__Task to carry out__
The complete listing should be restated exactly.

Records about charts and figures:
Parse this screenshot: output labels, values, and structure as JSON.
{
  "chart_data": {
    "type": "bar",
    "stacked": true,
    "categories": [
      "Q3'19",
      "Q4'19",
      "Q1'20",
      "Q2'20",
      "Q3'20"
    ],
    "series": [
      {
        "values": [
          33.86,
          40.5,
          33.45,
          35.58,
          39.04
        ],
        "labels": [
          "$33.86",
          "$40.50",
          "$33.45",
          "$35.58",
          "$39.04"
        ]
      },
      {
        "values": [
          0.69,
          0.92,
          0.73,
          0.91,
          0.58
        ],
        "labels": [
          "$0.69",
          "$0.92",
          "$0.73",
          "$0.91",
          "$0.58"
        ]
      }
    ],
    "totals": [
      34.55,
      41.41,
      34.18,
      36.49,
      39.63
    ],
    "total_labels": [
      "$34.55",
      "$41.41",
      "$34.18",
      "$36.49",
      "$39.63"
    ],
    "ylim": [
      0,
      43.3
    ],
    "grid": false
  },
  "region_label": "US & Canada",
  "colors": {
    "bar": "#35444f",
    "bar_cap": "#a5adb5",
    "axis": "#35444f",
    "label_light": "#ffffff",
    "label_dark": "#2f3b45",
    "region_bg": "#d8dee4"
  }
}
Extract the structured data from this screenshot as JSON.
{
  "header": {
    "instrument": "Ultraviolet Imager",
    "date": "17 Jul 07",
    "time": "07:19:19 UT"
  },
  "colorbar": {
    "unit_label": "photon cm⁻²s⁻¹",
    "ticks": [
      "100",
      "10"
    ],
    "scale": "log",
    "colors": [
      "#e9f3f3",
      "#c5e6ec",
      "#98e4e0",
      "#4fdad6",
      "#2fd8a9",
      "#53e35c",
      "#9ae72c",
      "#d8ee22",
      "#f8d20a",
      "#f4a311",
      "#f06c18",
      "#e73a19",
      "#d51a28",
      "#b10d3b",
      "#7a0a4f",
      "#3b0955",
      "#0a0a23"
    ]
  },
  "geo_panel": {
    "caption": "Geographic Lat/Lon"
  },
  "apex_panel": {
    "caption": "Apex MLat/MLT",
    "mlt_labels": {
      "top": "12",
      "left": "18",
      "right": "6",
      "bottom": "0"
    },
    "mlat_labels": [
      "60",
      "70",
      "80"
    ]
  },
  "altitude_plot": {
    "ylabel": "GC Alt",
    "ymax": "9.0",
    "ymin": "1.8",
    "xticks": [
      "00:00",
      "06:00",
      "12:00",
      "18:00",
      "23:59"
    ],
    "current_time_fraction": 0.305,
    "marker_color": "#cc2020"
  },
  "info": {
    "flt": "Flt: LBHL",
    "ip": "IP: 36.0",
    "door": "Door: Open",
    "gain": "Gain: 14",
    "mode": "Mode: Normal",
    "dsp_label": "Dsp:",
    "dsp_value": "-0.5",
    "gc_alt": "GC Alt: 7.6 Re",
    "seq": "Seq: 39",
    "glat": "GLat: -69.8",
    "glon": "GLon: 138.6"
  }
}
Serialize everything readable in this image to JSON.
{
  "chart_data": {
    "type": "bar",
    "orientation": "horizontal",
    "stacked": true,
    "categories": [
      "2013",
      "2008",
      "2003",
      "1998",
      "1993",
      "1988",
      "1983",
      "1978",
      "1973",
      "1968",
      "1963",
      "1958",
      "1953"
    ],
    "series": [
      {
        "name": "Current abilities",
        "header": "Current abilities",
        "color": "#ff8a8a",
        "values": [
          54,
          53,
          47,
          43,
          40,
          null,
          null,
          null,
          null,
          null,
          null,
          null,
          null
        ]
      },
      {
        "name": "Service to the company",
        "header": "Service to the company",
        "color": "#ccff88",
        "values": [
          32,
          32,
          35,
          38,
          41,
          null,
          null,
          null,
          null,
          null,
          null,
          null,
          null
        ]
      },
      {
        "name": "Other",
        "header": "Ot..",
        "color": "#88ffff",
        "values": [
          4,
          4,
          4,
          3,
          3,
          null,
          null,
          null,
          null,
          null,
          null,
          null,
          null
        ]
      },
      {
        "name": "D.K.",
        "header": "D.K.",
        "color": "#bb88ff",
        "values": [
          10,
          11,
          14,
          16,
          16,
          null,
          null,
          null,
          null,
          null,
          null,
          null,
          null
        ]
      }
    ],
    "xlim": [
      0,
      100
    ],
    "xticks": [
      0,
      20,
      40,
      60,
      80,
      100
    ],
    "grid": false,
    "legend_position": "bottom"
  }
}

__Worked answer__
Parse this screenshot: output labels, values, and structure as JSON.
{
  "chart_data": {
    "type": "bar",
    "stacked": true,
    "categories": [
      "Q3'19",
      "Q4'19",
      "Q1'20",
      "Q2'20",
      "Q3'20"
    ],
    "series": [
      {
        "values": [
          33.86,
          40.5,
          33.45,
          35.58,
          39.04
        ],
        "labels": [
          "$33.86",
          "$40.50",
          "$33.45",
          "$35.58",
          "$39.04"
        ]
      },
      {
        "values": [
          0.69,
          0.92,
          0.73,
          0.91,
          0.58
        ],
        "labels": [
          "$0.69",
          "$0.92",
          "$0.73",
          "$0.91",
          "$0.58"
        ]
      }
    ],
    "totals": [
      34.55,
      41.41,
      34.18,
      36.49,
      39.63
    ],
    "total_labels": [
      "$34.55",
      "$41.41",
      "$34.18",
      "$36.49",
      "$39.63"
    ],
    "ylim": [
      0,
      43.3
    ],
    "grid": false
  },
  "region_label": "US & Canada",
  "colors": {
    "bar": "#35444f",
    "bar_cap": "#a5adb5",
    "axis": "#35444f",
    "label_light": "#ffffff",
    "label_dark": "#2f3b45",
    "region_bg": "#d8dee4"
  }
}
Extract the structured data from this screenshot as JSON.
{
  "header": {
    "instrument": "Ultraviolet Imager",
    "date": "17 Jul 07",
    "time": "07:19:19 UT"
  },
  "colorbar": {
    "unit_label": "photon cm⁻²s⁻¹",
    "ticks": [
      "100",
      "10"
    ],
    "scale": "log",
    "colors": [
      "#e9f3f3",
      "#c5e6ec",
      "#98e4e0",
      "#4fdad6",
      "#2fd8a9",
      "#53e35c",
      "#9ae72c",
      "#d8ee22",
      "#f8d20a",
      "#f4a311",
      "#f06c18",
      "#e73a19",
      "#d51a28",
      "#b10d3b",
      "#7a0a4f",
      "#3b0955",
      "#0a0a23"
    ]
  },
  "geo_panel": {
    "caption": "Geographic Lat/Lon"
  },
  "apex_panel": {
    "caption": "Apex MLat/MLT",
    "mlt_labels": {
      "top": "12",
      "left": "18",
      "right": "6",
      "bottom": "0"
    },
    "mlat_labels": [
      "60",
      "70",
      "80"
    ]
  },
  "altitude_plot": {
    "ylabel": "GC Alt",
    "ymax": "9.0",
    "ymin": "1.8",
    "xticks": [
      "00:00",
      "06:00",
      "12:00",
      "18:00",
      "23:59"
    ],
    "current_time_fraction": 0.305,
    "marker_color": "#cc2020"
  },
  "info": {
    "flt": "Flt: LBHL",
    "ip": "IP: 36.0",
    "door": "Door: Open",
    "gain": "Gain: 14",
    "mode": "Mode: Normal",
    "dsp_label": "Dsp:",
    "dsp_value": "-0.5",
    "gc_alt": "GC Alt: 7.6 Re",
    "seq": "Seq: 39",
    "glat": "GLat: -69.8",
    "glon": "GLon: 138.6"
  }
}
Serialize everything readable in this image to JSON.
{
  "chart_data": {
    "type": "bar",
    "orientation": "horizontal",
    "stacked": true,
    "categories": [
      "2013",
      "2008",
      "2003",
      "1998",
      "1993",
      "1988",
      "1983",
      "1978",
      "1973",
      "1968",
      "1963",
      "1958",
      "1953"
    ],
    "series": [
      {
        "name": "Current abilities",
        "header": "Current abilities",
        "color": "#ff8a8a",
        "values": [
          54,
          53,
          47,
          43,
          40,
          null,
          null,
          null,
          null,
          null,
          null,
          null,
          null
        ]
      },
      {
        "name": "Service to the company",
        "header": "Service to the company",
        "color": "#ccff88",
        "values": [
          32,
          32,
          35,
          38,
          41,
          null,
          null,
          null,
          null,
          null,
          null,
          null,
          null
        ]
      },
      {
        "name": "Other",
        "header": "Ot..",
        "color": "#88ffff",
        "values": [
          4,
          4,
          4,
          3,
          3,
          null,
          null,
          null,
          null,
          null,
          null,
          null,
          null
        ]
      },
      {
        "name": "D.K.",
        "header": "D.K.",
        "color": "#bb88ff",
        "values": [
          10,
          11,
          14,
          16,
          16,
          null,
          null,
          null,
          null,
          null,
          null,
          null,
          null
        ]
      }
    ],
    "xlim": [
      0,
      100
    ],
    "xticks": [
      0,
      20,
      40,
      60,
      80,
      100
    ],
    "grid": false,
    "legend_position": "bottom"
  }
}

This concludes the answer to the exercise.